Any pictures in the records below should be skipped; write out everything else exactly.
-- Start of SOURCE DATA --
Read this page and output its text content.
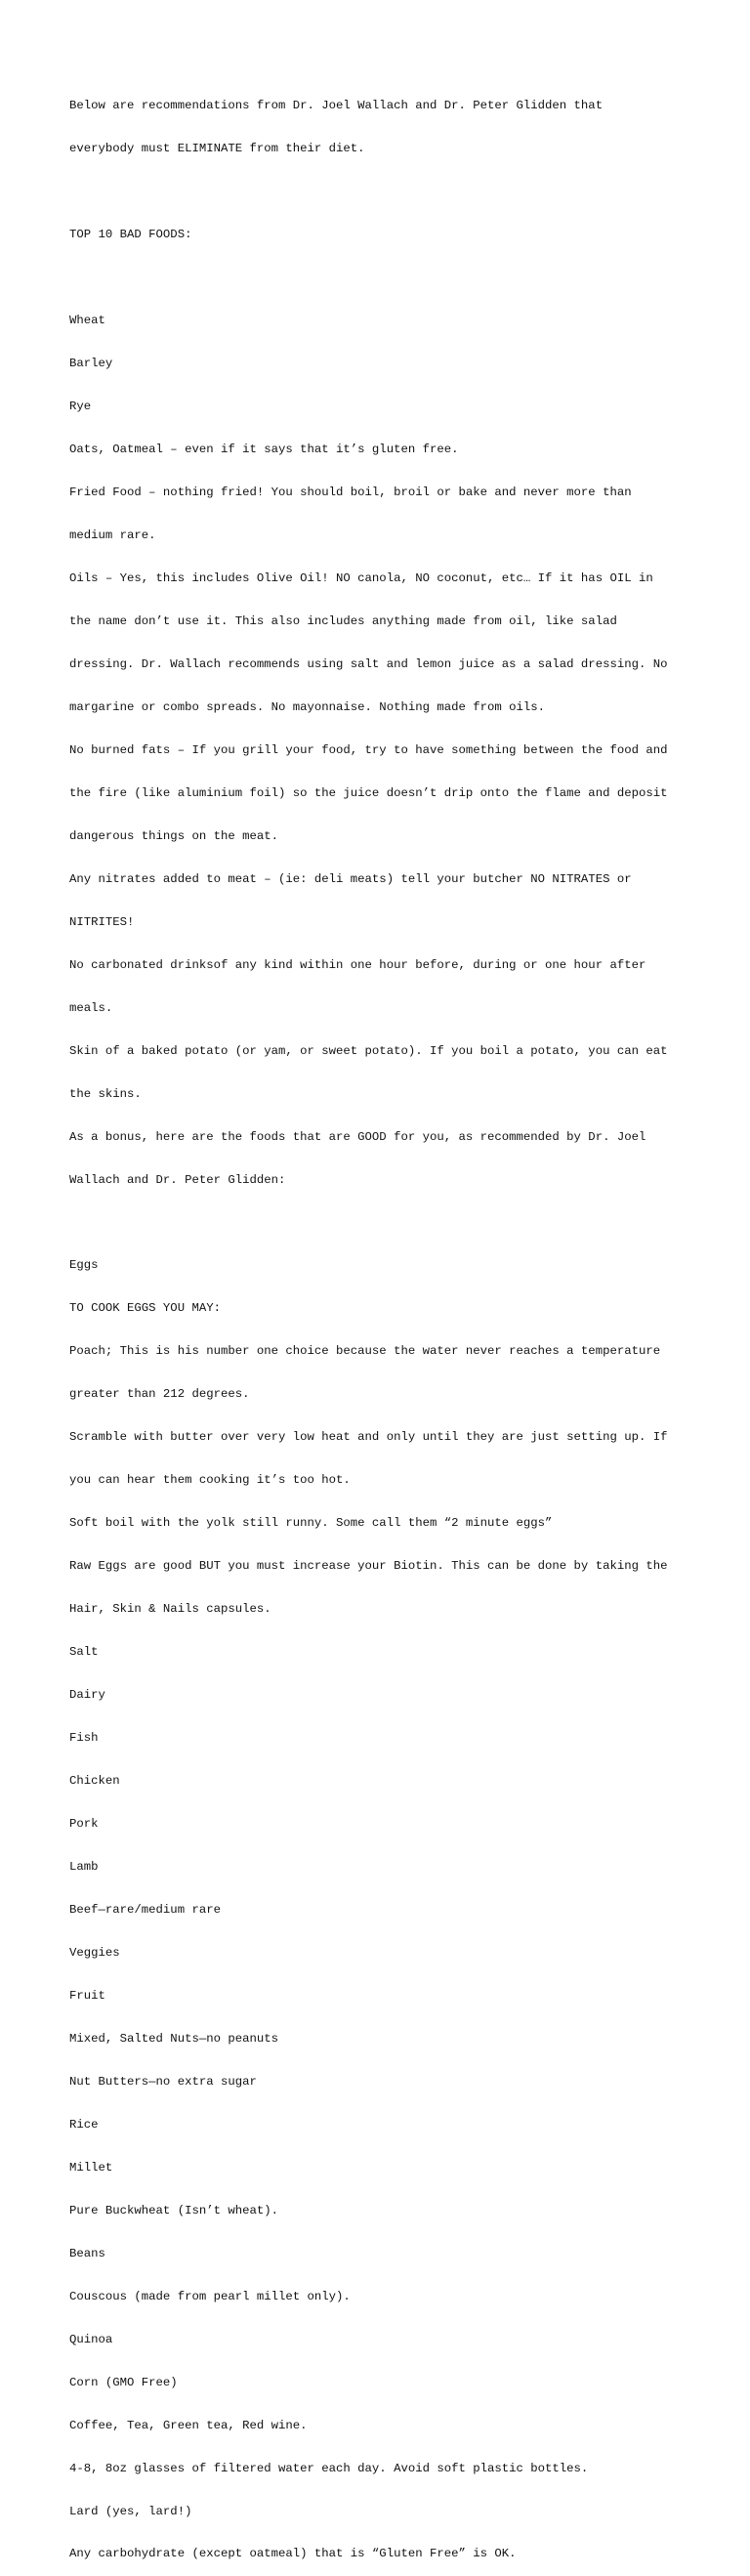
Below are recommendations from Dr. Joel Wallach and Dr. Peter Glidden that

everybody must ELIMINATE from their diet.

TOP 10 BAD FOODS:

Wheat

Barley

Rye

Oats, Oatmeal – even if it says that it’s gluten free.

Fried Food – nothing fried! You should boil, broil or bake and never more than

medium rare.

Oils – Yes, this includes Olive Oil! NO canola, NO coconut, etc… If it has OIL in

the name don’t use it. This also includes anything made from oil, like salad

dressing. Dr. Wallach recommends using salt and lemon juice as a salad dressing. No

margarine or combo spreads. No mayonnaise. Nothing made from oils.

No burned fats – If you grill your food, try to have something between the food and

the fire (like aluminium foil) so the juice doesn’t drip onto the flame and deposit

dangerous things on the meat.

Any nitrates added to meat – (ie: deli meats) tell your butcher NO NITRATES or

NITRITES!

No carbonated drinksof any kind within one hour before, during or one hour after

meals.

Skin of a baked potato (or yam, or sweet potato). If you boil a potato, you can eat

the skins.

As a bonus, here are the foods that are GOOD for you, as recommended by Dr. Joel

Wallach and Dr. Peter Glidden:

Eggs

TO COOK EGGS YOU MAY:

Poach; This is his number one choice because the water never reaches a temperature

greater than 212 degrees.

Scramble with butter over very low heat and only until they are just setting up. If

you can hear them cooking it’s too hot.

Soft boil with the yolk still runny. Some call them “2 minute eggs”

Raw Eggs are good BUT you must increase your Biotin. This can be done by taking the

Hair, Skin & Nails capsules.

Salt

Dairy

Fish

Chicken

Pork

Lamb

Beef—rare/medium rare

Veggies

Fruit

Mixed, Salted Nuts—no peanuts

Nut Butters—no extra sugar

Rice

Millet

Pure Buckwheat (Isn’t wheat).

Beans

Couscous (made from pearl millet only).

Quinoa

Corn (GMO Free)

Coffee, Tea, Green tea, Red wine.

4-8, 8oz glasses of filtered water each day. Avoid soft plastic bottles.

Lard (yes, lard!)

Any carbohydrate (except oatmeal) that is “Gluten Free” is OK.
-- End of SOURCE DATA --
FULL OUTPUT:
Read this page and output its text content.
Below are recommendations from Dr. Joel Wallach and Dr. Peter Glidden that

everybody must ELIMINATE from their diet.

TOP 10 BAD FOODS:

Wheat

Barley

Rye

Oats, Oatmeal – even if it says that it’s gluten free.

Fried Food – nothing fried! You should boil, broil or bake and never more than

medium rare.

Oils – Yes, this includes Olive Oil! NO canola, NO coconut, etc… If it has OIL in

the name don’t use it. This also includes anything made from oil, like salad

dressing. Dr. Wallach recommends using salt and lemon juice as a salad dressing. No

margarine or combo spreads. No mayonnaise. Nothing made from oils.

No burned fats – If you grill your food, try to have something between the food and

the fire (like aluminium foil) so the juice doesn’t drip onto the flame and deposit

dangerous things on the meat.

Any nitrates added to meat – (ie: deli meats) tell your butcher NO NITRATES or

NITRITES!

No carbonated drinksof any kind within one hour before, during or one hour after

meals.

Skin of a baked potato (or yam, or sweet potato). If you boil a potato, you can eat

the skins.

As a bonus, here are the foods that are GOOD for you, as recommended by Dr. Joel

Wallach and Dr. Peter Glidden:

Eggs

TO COOK EGGS YOU MAY:

Poach; This is his number one choice because the water never reaches a temperature

greater than 212 degrees.

Scramble with butter over very low heat and only until they are just setting up. If

you can hear them cooking it’s too hot.

Soft boil with the yolk still runny. Some call them “2 minute eggs”

Raw Eggs are good BUT you must increase your Biotin. This can be done by taking the

Hair, Skin & Nails capsules.

Salt

Dairy

Fish

Chicken

Pork

Lamb

Beef—rare/medium rare

Veggies

Fruit

Mixed, Salted Nuts—no peanuts

Nut Butters—no extra sugar

Rice

Millet

Pure Buckwheat (Isn’t wheat).

Beans

Couscous (made from pearl millet only).

Quinoa

Corn (GMO Free)

Coffee, Tea, Green tea, Red wine.

4-8, 8oz glasses of filtered water each day. Avoid soft plastic bottles.

Lard (yes, lard!)

Any carbohydrate (except oatmeal) that is “Gluten Free” is OK.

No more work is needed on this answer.